## To be done
Search the data below for "наличие"; list each line that holds it.

## Lines of data
○ ○ ○ ○

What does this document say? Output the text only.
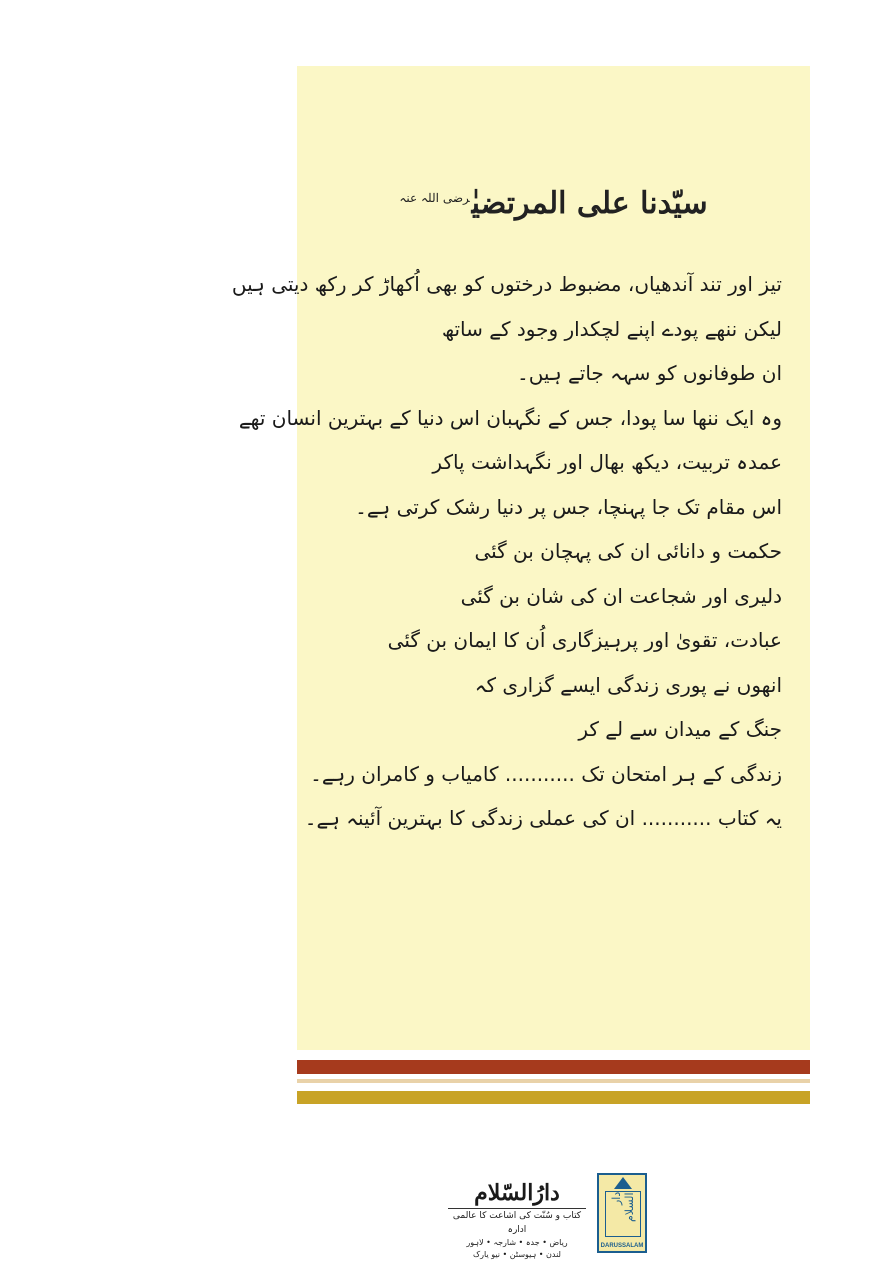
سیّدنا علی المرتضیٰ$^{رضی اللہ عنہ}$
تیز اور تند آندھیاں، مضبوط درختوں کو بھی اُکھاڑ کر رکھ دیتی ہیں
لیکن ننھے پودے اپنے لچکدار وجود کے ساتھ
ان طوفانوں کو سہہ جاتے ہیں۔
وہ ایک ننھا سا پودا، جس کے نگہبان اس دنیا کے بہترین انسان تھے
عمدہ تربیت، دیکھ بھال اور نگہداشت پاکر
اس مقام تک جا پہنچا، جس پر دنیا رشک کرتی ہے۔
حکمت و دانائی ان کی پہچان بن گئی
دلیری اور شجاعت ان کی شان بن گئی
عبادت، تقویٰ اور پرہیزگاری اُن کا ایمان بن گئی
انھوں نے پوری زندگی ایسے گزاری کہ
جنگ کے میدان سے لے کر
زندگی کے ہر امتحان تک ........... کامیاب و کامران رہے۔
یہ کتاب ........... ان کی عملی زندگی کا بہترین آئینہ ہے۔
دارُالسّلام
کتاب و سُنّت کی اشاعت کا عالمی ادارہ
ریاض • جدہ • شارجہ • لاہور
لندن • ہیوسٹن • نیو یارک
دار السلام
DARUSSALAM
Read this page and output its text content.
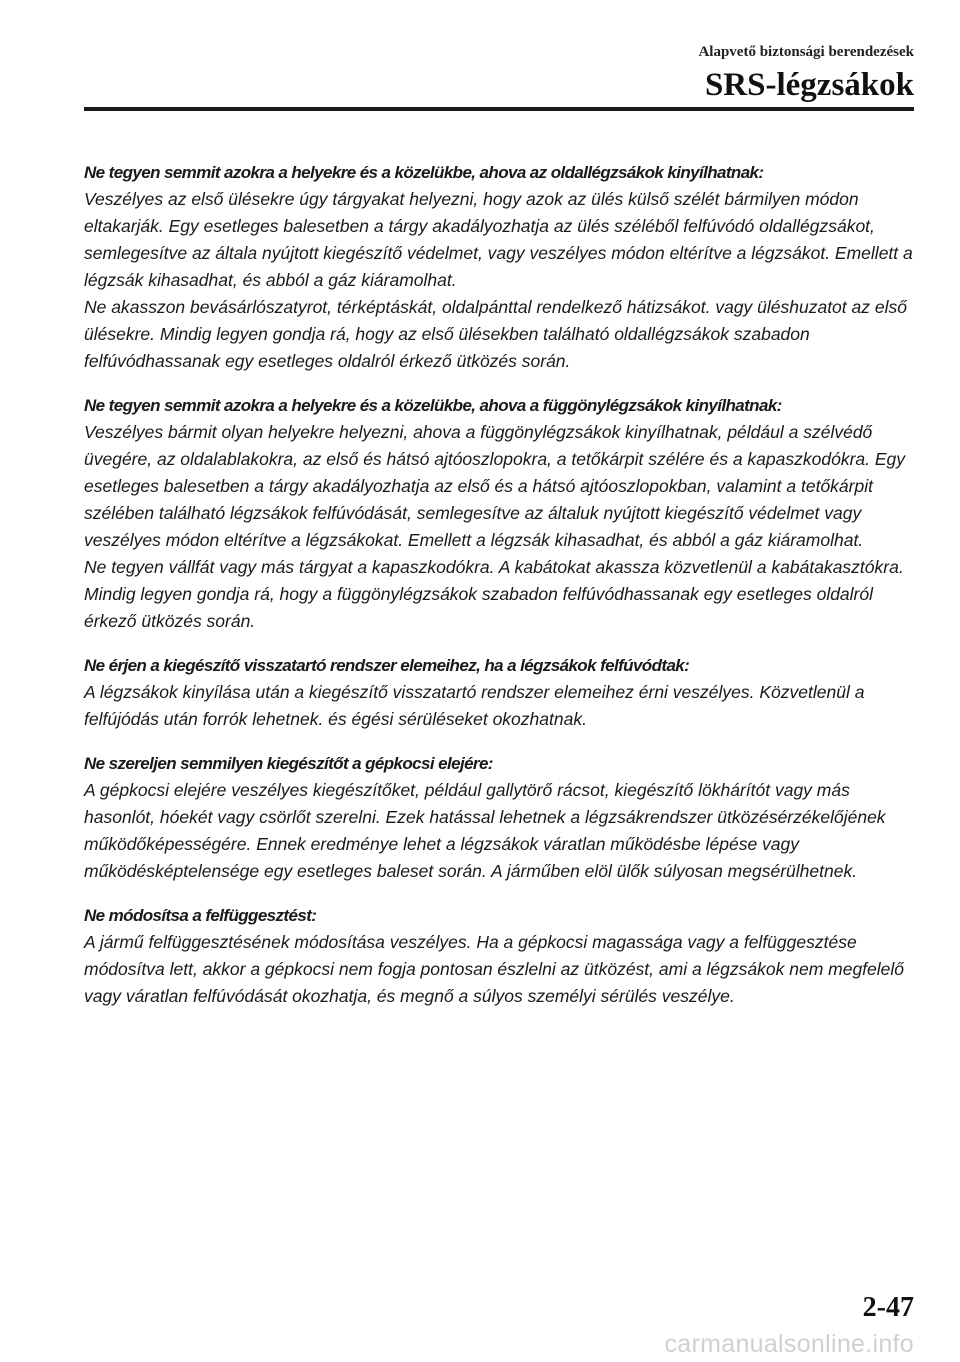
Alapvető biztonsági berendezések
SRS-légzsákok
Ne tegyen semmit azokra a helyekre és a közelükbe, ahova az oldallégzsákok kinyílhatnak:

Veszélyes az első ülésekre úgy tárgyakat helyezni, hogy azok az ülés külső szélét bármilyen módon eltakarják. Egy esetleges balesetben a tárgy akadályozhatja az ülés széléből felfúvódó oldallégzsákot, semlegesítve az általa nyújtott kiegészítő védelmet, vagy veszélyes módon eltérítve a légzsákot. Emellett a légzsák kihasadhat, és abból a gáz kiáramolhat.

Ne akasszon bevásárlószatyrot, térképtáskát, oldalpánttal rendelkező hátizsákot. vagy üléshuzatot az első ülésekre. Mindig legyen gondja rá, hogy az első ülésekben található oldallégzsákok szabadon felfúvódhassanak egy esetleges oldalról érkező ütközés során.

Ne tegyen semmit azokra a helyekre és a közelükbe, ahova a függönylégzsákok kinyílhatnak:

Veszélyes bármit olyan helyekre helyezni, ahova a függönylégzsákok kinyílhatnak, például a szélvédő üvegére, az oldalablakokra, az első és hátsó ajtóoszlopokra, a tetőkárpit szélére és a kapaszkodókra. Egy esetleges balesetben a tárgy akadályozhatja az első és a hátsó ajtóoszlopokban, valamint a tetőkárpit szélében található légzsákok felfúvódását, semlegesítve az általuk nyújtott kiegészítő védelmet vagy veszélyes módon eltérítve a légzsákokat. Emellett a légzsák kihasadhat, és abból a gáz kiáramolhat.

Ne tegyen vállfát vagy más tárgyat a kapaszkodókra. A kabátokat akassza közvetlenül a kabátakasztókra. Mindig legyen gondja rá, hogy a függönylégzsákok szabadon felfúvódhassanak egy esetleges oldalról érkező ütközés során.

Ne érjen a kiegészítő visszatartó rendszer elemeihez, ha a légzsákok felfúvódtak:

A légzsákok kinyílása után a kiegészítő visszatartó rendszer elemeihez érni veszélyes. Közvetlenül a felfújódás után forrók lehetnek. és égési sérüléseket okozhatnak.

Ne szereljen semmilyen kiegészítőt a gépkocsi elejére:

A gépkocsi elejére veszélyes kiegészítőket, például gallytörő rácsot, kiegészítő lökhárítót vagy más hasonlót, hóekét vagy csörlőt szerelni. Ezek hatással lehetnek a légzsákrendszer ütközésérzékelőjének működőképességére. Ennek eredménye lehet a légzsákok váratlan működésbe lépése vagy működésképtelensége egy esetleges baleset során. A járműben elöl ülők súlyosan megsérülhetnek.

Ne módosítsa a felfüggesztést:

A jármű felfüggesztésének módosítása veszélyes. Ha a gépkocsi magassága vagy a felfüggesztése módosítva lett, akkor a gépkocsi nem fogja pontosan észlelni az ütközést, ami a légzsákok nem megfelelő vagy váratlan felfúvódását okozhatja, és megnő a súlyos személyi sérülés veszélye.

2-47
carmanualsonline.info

○ ○ ○ ○

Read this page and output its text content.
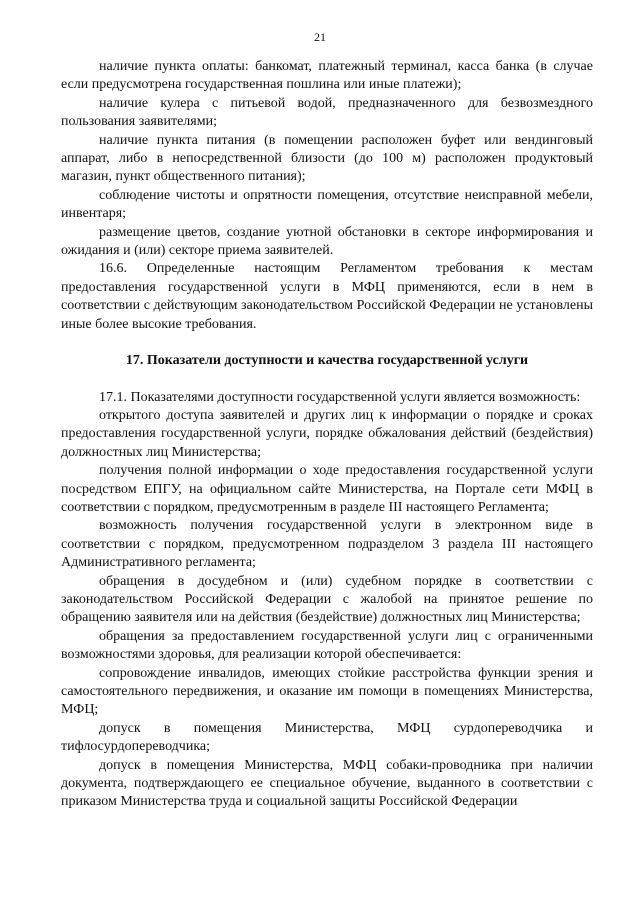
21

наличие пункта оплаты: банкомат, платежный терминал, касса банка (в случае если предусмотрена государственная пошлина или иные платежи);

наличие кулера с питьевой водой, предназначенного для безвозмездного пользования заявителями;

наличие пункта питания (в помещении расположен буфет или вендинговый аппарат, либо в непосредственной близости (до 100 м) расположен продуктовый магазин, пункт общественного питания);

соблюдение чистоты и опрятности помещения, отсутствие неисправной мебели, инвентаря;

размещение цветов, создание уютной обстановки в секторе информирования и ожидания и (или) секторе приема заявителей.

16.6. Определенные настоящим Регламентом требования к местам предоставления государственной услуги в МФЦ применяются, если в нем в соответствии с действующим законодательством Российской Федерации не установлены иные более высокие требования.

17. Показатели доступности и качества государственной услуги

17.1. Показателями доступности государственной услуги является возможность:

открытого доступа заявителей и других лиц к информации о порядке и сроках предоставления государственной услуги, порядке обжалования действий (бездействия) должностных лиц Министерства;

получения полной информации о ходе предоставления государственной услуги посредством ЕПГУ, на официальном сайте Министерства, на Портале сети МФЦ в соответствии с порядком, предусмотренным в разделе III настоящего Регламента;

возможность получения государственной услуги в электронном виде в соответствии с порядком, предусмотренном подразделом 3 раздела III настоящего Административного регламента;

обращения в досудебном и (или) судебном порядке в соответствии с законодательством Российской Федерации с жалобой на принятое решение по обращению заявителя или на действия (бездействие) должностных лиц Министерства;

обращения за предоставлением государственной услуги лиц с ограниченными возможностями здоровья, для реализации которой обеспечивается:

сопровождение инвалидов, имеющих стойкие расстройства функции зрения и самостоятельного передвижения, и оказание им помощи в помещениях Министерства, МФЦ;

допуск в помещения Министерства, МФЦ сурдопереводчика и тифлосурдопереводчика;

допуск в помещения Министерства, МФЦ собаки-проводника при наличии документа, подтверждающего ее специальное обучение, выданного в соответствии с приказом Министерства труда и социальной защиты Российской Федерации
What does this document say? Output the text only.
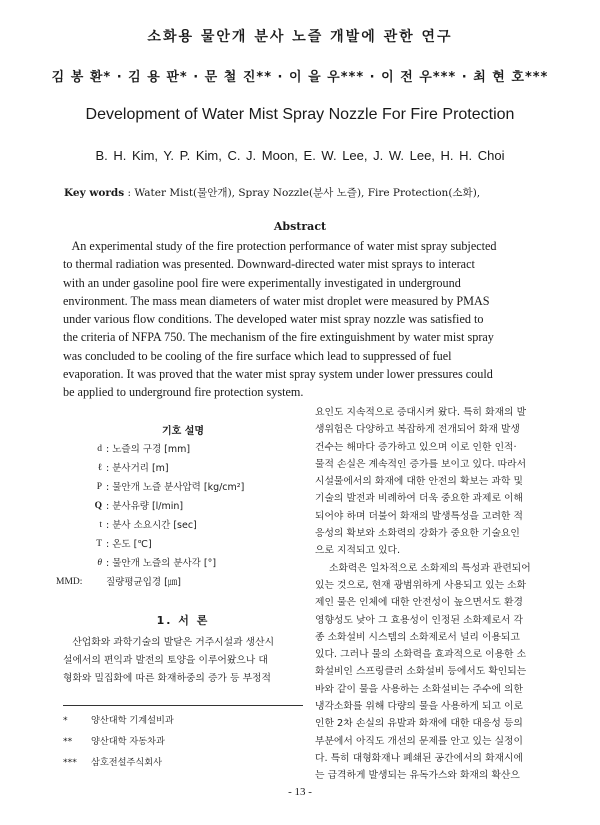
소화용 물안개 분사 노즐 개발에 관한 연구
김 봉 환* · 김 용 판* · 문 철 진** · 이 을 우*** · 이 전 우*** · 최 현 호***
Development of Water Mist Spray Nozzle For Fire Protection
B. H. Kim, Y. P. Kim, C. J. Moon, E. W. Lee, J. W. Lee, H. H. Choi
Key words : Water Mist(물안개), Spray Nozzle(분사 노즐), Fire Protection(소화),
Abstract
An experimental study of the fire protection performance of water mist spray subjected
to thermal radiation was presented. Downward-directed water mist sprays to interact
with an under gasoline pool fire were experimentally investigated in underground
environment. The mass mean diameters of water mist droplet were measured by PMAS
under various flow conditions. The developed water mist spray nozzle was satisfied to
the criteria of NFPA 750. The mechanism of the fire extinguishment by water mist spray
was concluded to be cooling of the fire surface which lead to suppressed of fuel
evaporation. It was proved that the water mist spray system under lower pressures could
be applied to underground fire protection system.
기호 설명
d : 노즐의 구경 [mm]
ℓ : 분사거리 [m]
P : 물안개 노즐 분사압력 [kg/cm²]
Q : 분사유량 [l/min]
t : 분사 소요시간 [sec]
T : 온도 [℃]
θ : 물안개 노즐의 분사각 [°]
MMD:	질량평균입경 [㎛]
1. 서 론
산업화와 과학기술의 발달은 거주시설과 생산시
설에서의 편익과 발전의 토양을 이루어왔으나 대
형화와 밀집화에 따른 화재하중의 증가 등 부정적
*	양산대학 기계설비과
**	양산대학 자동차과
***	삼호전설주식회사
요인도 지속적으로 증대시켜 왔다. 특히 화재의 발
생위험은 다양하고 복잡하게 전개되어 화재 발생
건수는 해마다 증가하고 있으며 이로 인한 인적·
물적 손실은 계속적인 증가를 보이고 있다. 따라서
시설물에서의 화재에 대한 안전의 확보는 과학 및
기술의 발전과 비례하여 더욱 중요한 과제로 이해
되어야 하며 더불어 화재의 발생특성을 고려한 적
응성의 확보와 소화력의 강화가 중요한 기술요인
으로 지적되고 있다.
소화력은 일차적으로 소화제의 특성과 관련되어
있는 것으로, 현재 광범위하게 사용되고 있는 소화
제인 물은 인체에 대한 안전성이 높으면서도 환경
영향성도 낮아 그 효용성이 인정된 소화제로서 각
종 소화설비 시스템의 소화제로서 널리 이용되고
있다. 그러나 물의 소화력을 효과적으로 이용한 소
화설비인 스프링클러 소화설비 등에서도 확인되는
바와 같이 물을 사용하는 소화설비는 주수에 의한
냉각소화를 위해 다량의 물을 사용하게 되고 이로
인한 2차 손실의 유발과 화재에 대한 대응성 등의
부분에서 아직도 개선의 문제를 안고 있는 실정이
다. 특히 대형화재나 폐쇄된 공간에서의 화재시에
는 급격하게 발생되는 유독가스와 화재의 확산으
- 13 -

○ ○ ○ ○

## Exercise response
наличие пункта оплаты: банкомат, платежный терминал, касса банка (в случае если предусмотрена государственная пошлина или иные платежи);
наличие кулера с питьевой водой, предназначенного для безвозмездного пользования заявителями;
наличие пункта питания (в помещении расположен буфет или вендинговый аппарат, либо в непосредственной близости (до 100 м) расположен продуктовый магазин, пункт общественного питания);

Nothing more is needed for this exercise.